##### MATERIAL FOR THIS EXERCISE #####

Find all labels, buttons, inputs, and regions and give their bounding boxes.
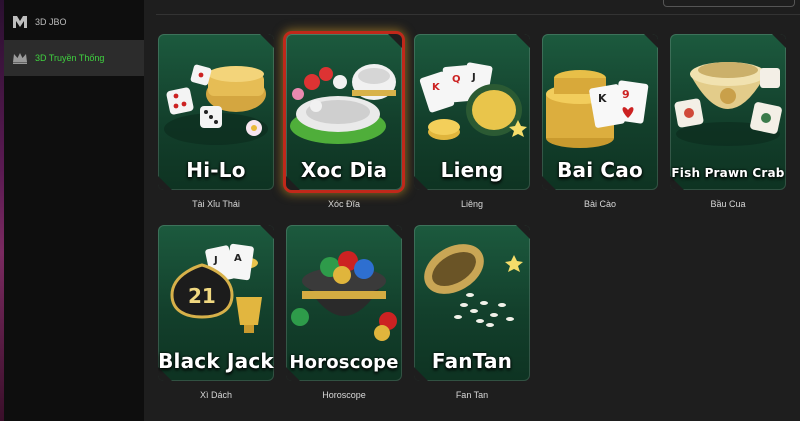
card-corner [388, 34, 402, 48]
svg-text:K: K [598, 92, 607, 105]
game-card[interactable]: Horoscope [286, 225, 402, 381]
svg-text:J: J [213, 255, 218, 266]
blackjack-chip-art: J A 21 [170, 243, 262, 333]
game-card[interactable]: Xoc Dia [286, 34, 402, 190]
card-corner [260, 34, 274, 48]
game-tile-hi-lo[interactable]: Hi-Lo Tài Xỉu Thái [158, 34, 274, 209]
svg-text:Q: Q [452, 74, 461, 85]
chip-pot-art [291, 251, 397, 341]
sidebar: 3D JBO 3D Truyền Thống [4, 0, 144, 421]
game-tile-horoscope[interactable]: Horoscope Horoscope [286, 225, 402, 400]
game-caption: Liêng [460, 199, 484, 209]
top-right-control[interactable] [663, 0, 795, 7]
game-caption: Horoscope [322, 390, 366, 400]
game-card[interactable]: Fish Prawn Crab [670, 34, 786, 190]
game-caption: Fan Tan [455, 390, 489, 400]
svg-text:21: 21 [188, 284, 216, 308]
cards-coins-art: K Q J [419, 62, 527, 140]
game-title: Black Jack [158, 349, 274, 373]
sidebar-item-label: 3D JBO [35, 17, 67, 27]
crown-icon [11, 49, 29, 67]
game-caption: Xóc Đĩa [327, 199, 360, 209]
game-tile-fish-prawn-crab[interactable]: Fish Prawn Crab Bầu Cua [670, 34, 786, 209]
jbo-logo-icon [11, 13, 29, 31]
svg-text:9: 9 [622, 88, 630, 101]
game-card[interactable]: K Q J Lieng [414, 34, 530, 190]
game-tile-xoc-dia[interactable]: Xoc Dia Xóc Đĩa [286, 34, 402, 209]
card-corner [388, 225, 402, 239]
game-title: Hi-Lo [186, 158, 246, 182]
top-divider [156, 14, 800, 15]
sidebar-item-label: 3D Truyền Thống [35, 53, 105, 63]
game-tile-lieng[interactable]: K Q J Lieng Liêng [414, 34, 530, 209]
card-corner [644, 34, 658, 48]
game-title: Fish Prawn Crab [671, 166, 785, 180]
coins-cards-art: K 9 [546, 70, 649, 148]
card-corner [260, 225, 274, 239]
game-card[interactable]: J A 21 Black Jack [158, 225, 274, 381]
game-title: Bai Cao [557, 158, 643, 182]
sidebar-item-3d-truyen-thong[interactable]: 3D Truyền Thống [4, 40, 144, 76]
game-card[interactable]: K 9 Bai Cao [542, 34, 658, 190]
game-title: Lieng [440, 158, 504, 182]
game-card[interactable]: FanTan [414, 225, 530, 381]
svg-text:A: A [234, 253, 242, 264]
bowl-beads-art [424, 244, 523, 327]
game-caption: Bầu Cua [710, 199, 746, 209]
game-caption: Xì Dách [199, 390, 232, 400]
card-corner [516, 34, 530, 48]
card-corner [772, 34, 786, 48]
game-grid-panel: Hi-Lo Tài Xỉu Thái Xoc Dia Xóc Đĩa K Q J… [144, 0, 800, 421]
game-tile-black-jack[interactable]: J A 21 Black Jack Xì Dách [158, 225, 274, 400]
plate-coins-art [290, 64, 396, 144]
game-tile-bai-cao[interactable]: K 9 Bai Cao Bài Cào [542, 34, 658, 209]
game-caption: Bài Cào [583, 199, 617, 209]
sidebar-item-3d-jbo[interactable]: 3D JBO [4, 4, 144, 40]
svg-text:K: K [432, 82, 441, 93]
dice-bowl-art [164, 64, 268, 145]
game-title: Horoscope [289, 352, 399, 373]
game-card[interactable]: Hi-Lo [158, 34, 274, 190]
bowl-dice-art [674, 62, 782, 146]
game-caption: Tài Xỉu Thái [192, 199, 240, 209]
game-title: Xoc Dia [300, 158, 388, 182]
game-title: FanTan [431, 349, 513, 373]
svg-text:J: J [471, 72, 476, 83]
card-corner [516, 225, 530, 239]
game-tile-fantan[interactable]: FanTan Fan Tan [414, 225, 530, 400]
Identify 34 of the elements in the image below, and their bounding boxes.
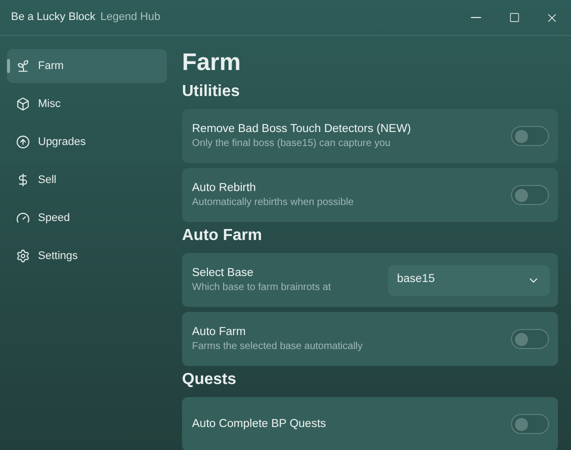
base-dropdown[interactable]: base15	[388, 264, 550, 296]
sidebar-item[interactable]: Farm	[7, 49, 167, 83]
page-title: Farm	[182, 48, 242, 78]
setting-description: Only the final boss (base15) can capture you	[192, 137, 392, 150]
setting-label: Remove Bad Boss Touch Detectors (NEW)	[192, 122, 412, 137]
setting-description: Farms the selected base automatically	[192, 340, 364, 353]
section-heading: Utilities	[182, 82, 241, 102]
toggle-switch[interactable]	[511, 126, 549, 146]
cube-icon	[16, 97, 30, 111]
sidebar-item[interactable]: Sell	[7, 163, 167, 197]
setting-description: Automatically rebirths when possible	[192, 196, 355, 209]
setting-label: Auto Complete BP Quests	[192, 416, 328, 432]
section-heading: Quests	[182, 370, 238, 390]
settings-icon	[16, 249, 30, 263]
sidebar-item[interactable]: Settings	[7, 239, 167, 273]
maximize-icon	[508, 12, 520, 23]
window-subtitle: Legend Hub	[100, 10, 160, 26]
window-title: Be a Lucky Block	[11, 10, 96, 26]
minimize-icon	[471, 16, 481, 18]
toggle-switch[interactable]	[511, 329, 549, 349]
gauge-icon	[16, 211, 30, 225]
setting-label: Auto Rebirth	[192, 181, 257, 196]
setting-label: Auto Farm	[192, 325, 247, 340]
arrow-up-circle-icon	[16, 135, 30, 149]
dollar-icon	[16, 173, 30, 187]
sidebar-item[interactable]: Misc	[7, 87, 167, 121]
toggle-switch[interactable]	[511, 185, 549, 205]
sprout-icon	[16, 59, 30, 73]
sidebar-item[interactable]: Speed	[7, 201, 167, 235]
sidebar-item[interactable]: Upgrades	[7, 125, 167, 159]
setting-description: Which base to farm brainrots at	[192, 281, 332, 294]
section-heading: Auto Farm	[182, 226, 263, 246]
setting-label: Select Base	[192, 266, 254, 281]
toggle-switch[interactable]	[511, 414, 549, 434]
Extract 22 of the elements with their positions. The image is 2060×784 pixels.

#####

### WORK TO BE COMPLETED
Copy all of the rows above word for word, omitting the pictures.

### THE RESPONSE
Find all labels, buttons, inputs, and regions and give their bounding boxes.
card-corner [388, 34, 402, 48]
svg-text:K: K [598, 92, 607, 105]
game-card[interactable]: Horoscope [286, 225, 402, 381]
svg-text:J: J [213, 255, 218, 266]
blackjack-chip-art: J A 21 [170, 243, 262, 333]
game-card[interactable]: Xoc Dia [286, 34, 402, 190]
card-corner [260, 34, 274, 48]
game-tile-hi-lo[interactable]: Hi-Lo Tài Xỉu Thái [158, 34, 274, 209]
svg-text:Q: Q [452, 74, 461, 85]
chip-pot-art [291, 251, 397, 341]
sidebar: 3D JBO 3D Truyền Thống [4, 0, 144, 421]
game-tile-horoscope[interactable]: Horoscope Horoscope [286, 225, 402, 400]
game-caption: Liêng [460, 199, 484, 209]
top-right-control[interactable] [663, 0, 795, 7]
game-caption: Horoscope [322, 390, 366, 400]
game-card[interactable]: Fish Prawn Crab [670, 34, 786, 190]
game-caption: Fan Tan [455, 390, 489, 400]
svg-text:21: 21 [188, 284, 216, 308]
cards-coins-art: K Q J [419, 62, 527, 140]
game-title: Black Jack [158, 349, 274, 373]
sidebar-item-label: 3D JBO [35, 17, 67, 27]
crown-icon [11, 49, 29, 67]
game-caption: Xóc Đĩa [327, 199, 360, 209]
game-tile-fish-prawn-crab[interactable]: Fish Prawn Crab Bầu Cua [670, 34, 786, 209]
jbo-logo-icon [11, 13, 29, 31]
svg-text:9: 9 [622, 88, 630, 101]
game-card[interactable]: K Q J Lieng [414, 34, 530, 190]
game-tile-xoc-dia[interactable]: Xoc Dia Xóc Đĩa [286, 34, 402, 209]
card-corner [388, 225, 402, 239]
game-title: Hi-Lo [186, 158, 246, 182]
top-divider [156, 14, 800, 15]
sidebar-item-label: 3D Truyền Thống [35, 53, 105, 63]
game-tile-lieng[interactable]: K Q J Lieng Liêng [414, 34, 530, 209]
card-corner [644, 34, 658, 48]
game-title: Fish Prawn Crab [671, 166, 785, 180]
coins-cards-art: K 9 [546, 70, 649, 148]
card-corner [260, 225, 274, 239]
game-card[interactable]: J A 21 Black Jack [158, 225, 274, 381]
game-title: Bai Cao [557, 158, 643, 182]
sidebar-item-3d-truyen-thong[interactable]: 3D Truyền Thống [4, 40, 144, 76]
game-card[interactable]: K 9 Bai Cao [542, 34, 658, 190]
game-title: Lieng [440, 158, 504, 182]
game-card[interactable]: FanTan [414, 225, 530, 381]
svg-text:A: A [234, 253, 242, 264]
bowl-beads-art [424, 244, 523, 327]
game-caption: Bầu Cua [710, 199, 746, 209]
game-caption: Xì Dách [199, 390, 232, 400]
card-corner [516, 34, 530, 48]
card-corner [772, 34, 786, 48]
game-grid-panel: Hi-Lo Tài Xỉu Thái Xoc Dia Xóc Đĩa K Q J… [144, 0, 800, 421]
game-tile-black-jack[interactable]: J A 21 Black Jack Xì Dách [158, 225, 274, 400]
plate-coins-art [290, 64, 396, 144]
game-tile-bai-cao[interactable]: K 9 Bai Cao Bài Cào [542, 34, 658, 209]
game-caption: Bài Cào [583, 199, 617, 209]
sidebar-item-3d-jbo[interactable]: 3D JBO [4, 4, 144, 40]
svg-text:K: K [432, 82, 441, 93]
dice-bowl-art [164, 64, 268, 145]
game-title: Horoscope [289, 352, 399, 373]
game-card[interactable]: Hi-Lo [158, 34, 274, 190]
bowl-dice-art [674, 62, 782, 146]
game-caption: Tài Xỉu Thái [192, 199, 240, 209]
game-title: Xoc Dia [300, 158, 388, 182]
game-title: FanTan [431, 349, 513, 373]
svg-text:J: J [471, 72, 476, 83]
card-corner [516, 225, 530, 239]
game-tile-fantan[interactable]: FanTan Fan Tan [414, 225, 530, 400]
Identify 34 of the elements in the image below, and their bounding boxes.
base-dropdown[interactable]: base15	[388, 264, 550, 296]
sidebar-item[interactable]: Farm	[7, 49, 167, 83]
page-title: Farm	[182, 48, 242, 78]
setting-description: Only the final boss (base15) can capture you	[192, 137, 392, 150]
setting-label: Remove Bad Boss Touch Detectors (NEW)	[192, 122, 412, 137]
setting-description: Farms the selected base automatically	[192, 340, 364, 353]
section-heading: Utilities	[182, 82, 241, 102]
toggle-switch[interactable]	[511, 126, 549, 146]
cube-icon	[16, 97, 30, 111]
sidebar-item[interactable]: Sell	[7, 163, 167, 197]
setting-description: Automatically rebirths when possible	[192, 196, 355, 209]
setting-label: Auto Complete BP Quests	[192, 416, 328, 432]
section-heading: Quests	[182, 370, 238, 390]
settings-icon	[16, 249, 30, 263]
sidebar-item[interactable]: Settings	[7, 239, 167, 273]
maximize-icon	[508, 12, 520, 23]
window-subtitle: Legend Hub	[100, 10, 160, 26]
window-title: Be a Lucky Block	[11, 10, 96, 26]
minimize-icon	[471, 16, 481, 18]
toggle-switch[interactable]	[511, 329, 549, 349]
gauge-icon	[16, 211, 30, 225]
setting-label: Auto Rebirth	[192, 181, 257, 196]
setting-label: Auto Farm	[192, 325, 247, 340]
arrow-up-circle-icon	[16, 135, 30, 149]
dollar-icon	[16, 173, 30, 187]
sidebar-item[interactable]: Misc	[7, 87, 167, 121]
toggle-switch[interactable]	[511, 185, 549, 205]
sprout-icon	[16, 59, 30, 73]
sidebar-item[interactable]: Speed	[7, 201, 167, 235]
sidebar-item[interactable]: Upgrades	[7, 125, 167, 159]
setting-description: Which base to farm brainrots at	[192, 281, 332, 294]
section-heading: Auto Farm	[182, 226, 263, 246]
setting-label: Select Base	[192, 266, 254, 281]
toggle-switch[interactable]	[511, 414, 549, 434]
Extract 22 of the elements with their positions. The image is 2060×784 pixels.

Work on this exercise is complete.